**Your objective:** Quote every line of the material beneath this one.

^^^^^^^^^^^^^^^^

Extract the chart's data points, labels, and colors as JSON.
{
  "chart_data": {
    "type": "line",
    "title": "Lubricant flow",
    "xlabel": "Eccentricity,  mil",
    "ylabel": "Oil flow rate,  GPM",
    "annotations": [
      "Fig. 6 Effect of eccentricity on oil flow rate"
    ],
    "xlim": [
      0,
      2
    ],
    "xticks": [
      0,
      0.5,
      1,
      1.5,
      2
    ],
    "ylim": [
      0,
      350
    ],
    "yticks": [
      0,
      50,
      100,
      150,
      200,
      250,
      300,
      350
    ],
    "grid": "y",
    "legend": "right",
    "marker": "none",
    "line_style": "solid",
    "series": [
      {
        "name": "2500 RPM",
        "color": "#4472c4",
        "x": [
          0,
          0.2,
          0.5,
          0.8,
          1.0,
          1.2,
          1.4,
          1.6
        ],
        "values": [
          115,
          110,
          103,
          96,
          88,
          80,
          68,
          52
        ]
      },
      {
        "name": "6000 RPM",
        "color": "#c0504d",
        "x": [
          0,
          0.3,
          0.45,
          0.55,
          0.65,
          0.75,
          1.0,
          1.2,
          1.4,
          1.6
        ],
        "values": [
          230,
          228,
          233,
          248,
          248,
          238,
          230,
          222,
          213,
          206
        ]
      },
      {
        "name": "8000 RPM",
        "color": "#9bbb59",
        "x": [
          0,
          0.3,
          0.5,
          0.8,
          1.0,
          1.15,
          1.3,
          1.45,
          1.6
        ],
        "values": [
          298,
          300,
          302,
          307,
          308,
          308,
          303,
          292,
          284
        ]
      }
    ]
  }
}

^^^^^^^^^^^^^^^^

**Correct output:**
Extract the chart's data points, labels, and colors as JSON.
{
  "chart_data": {
    "type": "line",
    "title": "Lubricant flow",
    "xlabel": "Eccentricity,  mil",
    "ylabel": "Oil flow rate,  GPM",
    "annotations": [
      "Fig. 6 Effect of eccentricity on oil flow rate"
    ],
    "xlim": [
      0,
      2
    ],
    "xticks": [
      0,
      0.5,
      1,
      1.5,
      2
    ],
    "ylim": [
      0,
      350
    ],
    "yticks": [
      0,
      50,
      100,
      150,
      200,
      250,
      300,
      350
    ],
    "grid": "y",
    "legend": "right",
    "marker": "none",
    "line_style": "solid",
    "series": [
      {
        "name": "2500 RPM",
        "color": "#4472c4",
        "x": [
          0,
          0.2,
          0.5,
          0.8,
          1.0,
          1.2,
          1.4,
          1.6
        ],
        "values": [
          115,
          110,
          103,
          96,
          88,
          80,
          68,
          52
        ]
      },
      {
        "name": "6000 RPM",
        "color": "#c0504d",
        "x": [
          0,
          0.3,
          0.45,
          0.55,
          0.65,
          0.75,
          1.0,
          1.2,
          1.4,
          1.6
        ],
        "values": [
          230,
          228,
          233,
          248,
          248,
          238,
          230,
          222,
          213,
          206
        ]
      },
      {
        "name": "8000 RPM",
        "color": "#9bbb59",
        "x": [
          0,
          0.3,
          0.5,
          0.8,
          1.0,
          1.15,
          1.3,
          1.45,
          1.6
        ],
        "values": [
          298,
          300,
          302,
          307,
          308,
          308,
          303,
          292,
          284
        ]
      }
    ]
  }
}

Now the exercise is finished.